▶ [LA CONSIGNE]:
Selon le texte sur le documentaire Mission spatiale 84, combien de temps a duré l'entraînement de Marc Garneau avant son départ pour l'espace ?

▶ [EXTRAIT CHOISI]:
★ ★ ★ ★ ★ ★ ★
Il y a 40 ans cette semaine, Marc Garneau est devenu le premier Canadien – et le premier Québécois – à s’envoler pour l’espace. Le documentaire Mission spatiale 84 revient sur cette aventure étonnante, présentée par l’ingénieure en aérospatiale Farah Alibay.
Il faut avoir au moins quelques cheveux blancs pour se souvenir de l’enthousiasme suscité par la mission STS-41-G, c’est-à-dire le premier vol spatial ayant à son bord un astronaute canadien. L’émoi était particulièrement palpable au Québec, puisque l’élu était l’un de nos concitoyens, Marc Garneau.
Le réalisateur Louis Asselin, aux commandes de Mission spatiale 84, présenté samedi à Historia, est trop jeune pour se rappeler ces évènements. Il a connu Marc Garneau comme ministre fédéral bien avant de prendre conscience de la place qu’il occupe dans l’histoire spatiale canadienne.
« Je ne m’attendais pas à découvrir une telle capacité d’émerveillement [chez lui], admet le cinéaste. Quand il parle de cette période de sa vie, il a des étoiles dans les yeux et on est à des années-lumière de la langue de bois des politiciens. »
Un élu sous pression
Mission spatiale 84 raconte de manière chronologique les évènements qui ont propulsé Marc Garneau en orbite autour de la Terre. Le documentaire revient sur les circonstances qui ont ouvert les portes de la NASA aux astronautes d’ici et le caractère exceptionnel du parcours de l’astronaute canadien, qui a été sélectionné parmi des milliers de candidats au pays et a par la suite été désigné comme le premier à partir dans son petit groupe d’élus.
« Quand j’ai été choisi, je me suis aperçu que mes responsabilités en tant que premier Canadien étaient encore plus énormes », dit-il face à la caméra. L’historien Claude Lafleur, dont les interventions sont toujours éclairantes, le souligne aussi : si Marc Garneau avait gaffé durant son parcours, il aurait pu remettre en cause la participation future du Canada aux missions de la NASA…
La trajectoire de l’astronaute né à Québec n’a pas été banale. La mission pour laquelle il avait été sélectionné ayant été devancée, il allait se retrouver dans l’espace après un entraînement d’à peine 10 mois, alors que d’autres se préparent pendant des années. David Saint-Jacques, sélectionné en 2009, n’a volé qu’en 2018, rappelle Claude Lafleur.
Mission à risque
Le récit mené par Louis Asselin, et présenté par Farah Alibay, parvient à bien ficeler les parts humaine et technologique de l’aventure de Marc Garneau. L’une ne va pas sans l’autre, en fait, lorsqu’il est question d’exploration spatiale. Au début des années 1980, les navettes volent avec des systèmes informatiques inventés à la fin des années 1970. Elles sont encore considérées comme des véhicules expérimentaux. Le risque fait partie de la mission.
★ ★ ★ ★ ★ ★ ★
▶ [DONNÉES BRUTES]:
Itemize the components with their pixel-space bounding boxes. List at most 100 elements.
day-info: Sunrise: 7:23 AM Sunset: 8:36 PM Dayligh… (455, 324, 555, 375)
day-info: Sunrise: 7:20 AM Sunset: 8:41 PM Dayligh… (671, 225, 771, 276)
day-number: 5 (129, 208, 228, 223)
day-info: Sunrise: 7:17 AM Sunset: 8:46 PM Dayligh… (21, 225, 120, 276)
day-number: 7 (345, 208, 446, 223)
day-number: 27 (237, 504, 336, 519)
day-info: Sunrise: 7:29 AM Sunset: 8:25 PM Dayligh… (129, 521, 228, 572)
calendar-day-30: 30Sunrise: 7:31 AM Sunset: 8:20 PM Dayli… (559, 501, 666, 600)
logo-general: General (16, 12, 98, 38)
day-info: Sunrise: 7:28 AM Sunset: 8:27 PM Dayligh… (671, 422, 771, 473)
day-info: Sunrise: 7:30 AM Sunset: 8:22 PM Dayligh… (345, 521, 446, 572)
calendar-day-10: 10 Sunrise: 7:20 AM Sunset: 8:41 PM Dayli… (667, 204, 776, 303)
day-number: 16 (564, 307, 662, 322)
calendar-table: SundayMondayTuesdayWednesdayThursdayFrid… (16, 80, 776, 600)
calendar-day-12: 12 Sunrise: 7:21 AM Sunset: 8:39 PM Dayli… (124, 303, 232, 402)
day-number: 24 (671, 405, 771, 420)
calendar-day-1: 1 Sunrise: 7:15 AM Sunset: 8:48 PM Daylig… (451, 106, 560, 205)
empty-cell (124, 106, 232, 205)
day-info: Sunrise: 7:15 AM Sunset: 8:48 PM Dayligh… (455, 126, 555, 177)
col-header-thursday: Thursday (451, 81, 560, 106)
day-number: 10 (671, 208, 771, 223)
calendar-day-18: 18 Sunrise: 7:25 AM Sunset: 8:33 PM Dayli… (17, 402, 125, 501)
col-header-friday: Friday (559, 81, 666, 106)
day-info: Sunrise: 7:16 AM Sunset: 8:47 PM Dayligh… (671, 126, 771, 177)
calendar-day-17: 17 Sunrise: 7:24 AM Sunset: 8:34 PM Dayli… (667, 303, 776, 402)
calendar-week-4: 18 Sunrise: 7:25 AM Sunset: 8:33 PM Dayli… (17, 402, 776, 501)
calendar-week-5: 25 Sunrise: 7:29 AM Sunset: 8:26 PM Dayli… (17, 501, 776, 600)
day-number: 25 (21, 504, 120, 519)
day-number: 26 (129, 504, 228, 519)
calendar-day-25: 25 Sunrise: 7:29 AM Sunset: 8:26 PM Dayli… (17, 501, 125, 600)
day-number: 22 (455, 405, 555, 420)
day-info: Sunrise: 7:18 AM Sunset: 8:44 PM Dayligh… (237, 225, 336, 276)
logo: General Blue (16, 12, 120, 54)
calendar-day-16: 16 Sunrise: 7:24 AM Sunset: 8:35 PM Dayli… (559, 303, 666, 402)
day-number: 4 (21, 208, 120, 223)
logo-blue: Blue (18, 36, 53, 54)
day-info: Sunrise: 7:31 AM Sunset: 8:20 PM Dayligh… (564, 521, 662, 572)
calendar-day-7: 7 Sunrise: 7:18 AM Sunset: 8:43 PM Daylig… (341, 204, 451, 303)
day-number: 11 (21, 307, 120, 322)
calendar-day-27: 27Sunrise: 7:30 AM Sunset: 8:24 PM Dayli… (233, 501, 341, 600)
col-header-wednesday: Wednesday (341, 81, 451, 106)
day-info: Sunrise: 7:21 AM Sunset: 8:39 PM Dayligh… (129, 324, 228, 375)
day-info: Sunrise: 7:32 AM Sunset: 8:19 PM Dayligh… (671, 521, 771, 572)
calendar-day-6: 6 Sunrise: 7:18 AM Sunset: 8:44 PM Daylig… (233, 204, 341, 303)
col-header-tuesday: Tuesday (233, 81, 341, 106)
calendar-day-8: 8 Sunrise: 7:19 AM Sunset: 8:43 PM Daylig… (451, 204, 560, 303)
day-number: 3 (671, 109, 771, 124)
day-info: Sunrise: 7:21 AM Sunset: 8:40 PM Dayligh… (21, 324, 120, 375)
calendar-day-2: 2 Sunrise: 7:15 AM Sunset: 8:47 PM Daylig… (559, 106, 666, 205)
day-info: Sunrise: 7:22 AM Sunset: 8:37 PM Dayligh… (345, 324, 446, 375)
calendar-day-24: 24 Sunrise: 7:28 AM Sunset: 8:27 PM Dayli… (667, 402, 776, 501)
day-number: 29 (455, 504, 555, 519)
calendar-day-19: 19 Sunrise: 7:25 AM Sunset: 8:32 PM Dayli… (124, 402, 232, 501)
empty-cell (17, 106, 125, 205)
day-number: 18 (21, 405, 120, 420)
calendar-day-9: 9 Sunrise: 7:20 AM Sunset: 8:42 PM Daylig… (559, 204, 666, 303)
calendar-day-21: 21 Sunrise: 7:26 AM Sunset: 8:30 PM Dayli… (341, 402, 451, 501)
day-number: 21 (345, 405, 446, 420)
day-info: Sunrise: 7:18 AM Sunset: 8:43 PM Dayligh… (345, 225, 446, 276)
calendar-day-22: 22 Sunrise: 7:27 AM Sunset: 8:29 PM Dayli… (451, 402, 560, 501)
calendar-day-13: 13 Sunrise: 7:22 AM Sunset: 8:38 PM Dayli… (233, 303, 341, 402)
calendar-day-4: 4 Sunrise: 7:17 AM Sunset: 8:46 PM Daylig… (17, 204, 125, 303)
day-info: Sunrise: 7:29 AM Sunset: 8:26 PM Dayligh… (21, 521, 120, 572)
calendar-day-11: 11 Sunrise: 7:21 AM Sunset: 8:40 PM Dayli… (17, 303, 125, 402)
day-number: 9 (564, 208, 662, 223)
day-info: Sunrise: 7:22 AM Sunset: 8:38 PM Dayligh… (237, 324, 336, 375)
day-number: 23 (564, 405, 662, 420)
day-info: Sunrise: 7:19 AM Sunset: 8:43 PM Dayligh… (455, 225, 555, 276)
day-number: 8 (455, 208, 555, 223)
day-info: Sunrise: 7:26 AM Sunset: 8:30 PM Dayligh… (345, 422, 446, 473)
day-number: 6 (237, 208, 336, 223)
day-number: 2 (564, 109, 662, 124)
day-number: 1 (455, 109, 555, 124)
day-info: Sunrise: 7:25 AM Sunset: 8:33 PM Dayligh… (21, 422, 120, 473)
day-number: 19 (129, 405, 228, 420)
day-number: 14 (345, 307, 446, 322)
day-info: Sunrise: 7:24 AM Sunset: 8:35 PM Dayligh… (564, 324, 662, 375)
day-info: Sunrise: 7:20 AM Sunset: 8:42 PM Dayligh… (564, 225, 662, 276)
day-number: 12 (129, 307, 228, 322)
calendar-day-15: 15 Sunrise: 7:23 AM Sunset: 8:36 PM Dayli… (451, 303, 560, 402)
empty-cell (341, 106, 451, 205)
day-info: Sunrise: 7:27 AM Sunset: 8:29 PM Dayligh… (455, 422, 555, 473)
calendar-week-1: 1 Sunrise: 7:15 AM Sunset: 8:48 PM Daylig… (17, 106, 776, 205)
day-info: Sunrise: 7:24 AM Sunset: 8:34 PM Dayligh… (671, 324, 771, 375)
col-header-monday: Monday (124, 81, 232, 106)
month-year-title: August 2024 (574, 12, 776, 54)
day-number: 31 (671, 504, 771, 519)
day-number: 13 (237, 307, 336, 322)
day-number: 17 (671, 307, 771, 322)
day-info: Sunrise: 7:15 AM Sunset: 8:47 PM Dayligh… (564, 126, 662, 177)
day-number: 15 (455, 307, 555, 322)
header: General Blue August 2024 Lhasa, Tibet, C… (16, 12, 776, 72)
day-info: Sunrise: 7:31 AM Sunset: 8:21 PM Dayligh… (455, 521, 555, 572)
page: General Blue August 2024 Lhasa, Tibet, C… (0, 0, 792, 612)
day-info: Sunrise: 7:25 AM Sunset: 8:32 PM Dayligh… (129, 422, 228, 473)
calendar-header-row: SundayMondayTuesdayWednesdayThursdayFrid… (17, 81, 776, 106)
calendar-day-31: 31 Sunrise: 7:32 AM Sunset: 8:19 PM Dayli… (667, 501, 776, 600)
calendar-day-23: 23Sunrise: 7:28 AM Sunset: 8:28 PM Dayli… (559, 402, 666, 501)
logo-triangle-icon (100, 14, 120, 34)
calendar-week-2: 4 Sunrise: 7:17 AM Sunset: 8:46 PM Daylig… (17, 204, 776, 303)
★ ★ ★ ★ ★ ★ ★
▶ [RÉPONSE À L'EXERCICE]:
À peine 10 mois.